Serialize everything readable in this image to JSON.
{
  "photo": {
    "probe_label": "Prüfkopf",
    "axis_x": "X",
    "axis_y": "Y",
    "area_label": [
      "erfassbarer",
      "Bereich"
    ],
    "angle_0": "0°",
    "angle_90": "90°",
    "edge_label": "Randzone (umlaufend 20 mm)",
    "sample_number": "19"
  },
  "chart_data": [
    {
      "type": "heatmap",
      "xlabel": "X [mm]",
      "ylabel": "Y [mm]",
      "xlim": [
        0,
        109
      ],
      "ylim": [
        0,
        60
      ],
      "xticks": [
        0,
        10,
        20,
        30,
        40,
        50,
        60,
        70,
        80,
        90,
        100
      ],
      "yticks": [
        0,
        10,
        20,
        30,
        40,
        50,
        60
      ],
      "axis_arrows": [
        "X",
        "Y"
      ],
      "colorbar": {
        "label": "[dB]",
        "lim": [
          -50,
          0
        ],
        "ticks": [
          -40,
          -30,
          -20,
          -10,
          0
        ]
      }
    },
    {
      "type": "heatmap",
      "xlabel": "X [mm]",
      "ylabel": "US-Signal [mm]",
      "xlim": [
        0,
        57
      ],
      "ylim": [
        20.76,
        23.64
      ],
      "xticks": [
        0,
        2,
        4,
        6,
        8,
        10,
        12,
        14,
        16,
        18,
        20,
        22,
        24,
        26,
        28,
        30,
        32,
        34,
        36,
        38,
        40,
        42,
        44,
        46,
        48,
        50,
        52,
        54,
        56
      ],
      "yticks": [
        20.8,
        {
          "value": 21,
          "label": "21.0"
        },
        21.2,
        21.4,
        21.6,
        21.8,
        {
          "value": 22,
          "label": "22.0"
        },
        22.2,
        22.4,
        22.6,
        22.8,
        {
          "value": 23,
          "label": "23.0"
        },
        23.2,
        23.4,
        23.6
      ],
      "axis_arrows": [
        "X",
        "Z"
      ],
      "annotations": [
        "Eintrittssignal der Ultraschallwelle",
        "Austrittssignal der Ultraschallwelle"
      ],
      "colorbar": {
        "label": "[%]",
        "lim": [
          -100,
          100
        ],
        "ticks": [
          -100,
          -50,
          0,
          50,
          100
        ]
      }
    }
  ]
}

○ ○ ○ ○ ○ ○ ○

Your objective: Reproduce each line of the material above precisely.

Solution to this task:
Serialize everything readable in this image to JSON.
{
  "photo": {
    "probe_label": "Prüfkopf",
    "axis_x": "X",
    "axis_y": "Y",
    "area_label": [
      "erfassbarer",
      "Bereich"
    ],
    "angle_0": "0°",
    "angle_90": "90°",
    "edge_label": "Randzone (umlaufend 20 mm)",
    "sample_number": "19"
  },
  "chart_data": [
    {
      "type": "heatmap",
      "xlabel": "X [mm]",
      "ylabel": "Y [mm]",
      "xlim": [
        0,
        109
      ],
      "ylim": [
        0,
        60
      ],
      "xticks": [
        0,
        10,
        20,
        30,
        40,
        50,
        60,
        70,
        80,
        90,
        100
      ],
      "yticks": [
        0,
        10,
        20,
        30,
        40,
        50,
        60
      ],
      "axis_arrows": [
        "X",
        "Y"
      ],
      "colorbar": {
        "label": "[dB]",
        "lim": [
          -50,
          0
        ],
        "ticks": [
          -40,
          -30,
          -20,
          -10,
          0
        ]
      }
    },
    {
      "type": "heatmap",
      "xlabel": "X [mm]",
      "ylabel": "US-Signal [mm]",
      "xlim": [
        0,
        57
      ],
      "ylim": [
        20.76,
        23.64
      ],
      "xticks": [
        0,
        2,
        4,
        6,
        8,
        10,
        12,
        14,
        16,
        18,
        20,
        22,
        24,
        26,
        28,
        30,
        32,
        34,
        36,
        38,
        40,
        42,
        44,
        46,
        48,
        50,
        52,
        54,
        56
      ],
      "yticks": [
        20.8,
        {
          "value": 21,
          "label": "21.0"
        },
        21.2,
        21.4,
        21.6,
        21.8,
        {
          "value": 22,
          "label": "22.0"
        },
        22.2,
        22.4,
        22.6,
        22.8,
        {
          "value": 23,
          "label": "23.0"
        },
        23.2,
        23.4,
        23.6
      ],
      "axis_arrows": [
        "X",
        "Z"
      ],
      "annotations": [
        "Eintrittssignal der Ultraschallwelle",
        "Austrittssignal der Ultraschallwelle"
      ],
      "colorbar": {
        "label": "[%]",
        "lim": [
          -100,
          100
        ],
        "ticks": [
          -100,
          -50,
          0,
          50,
          100
        ]
      }
    }
  ]
}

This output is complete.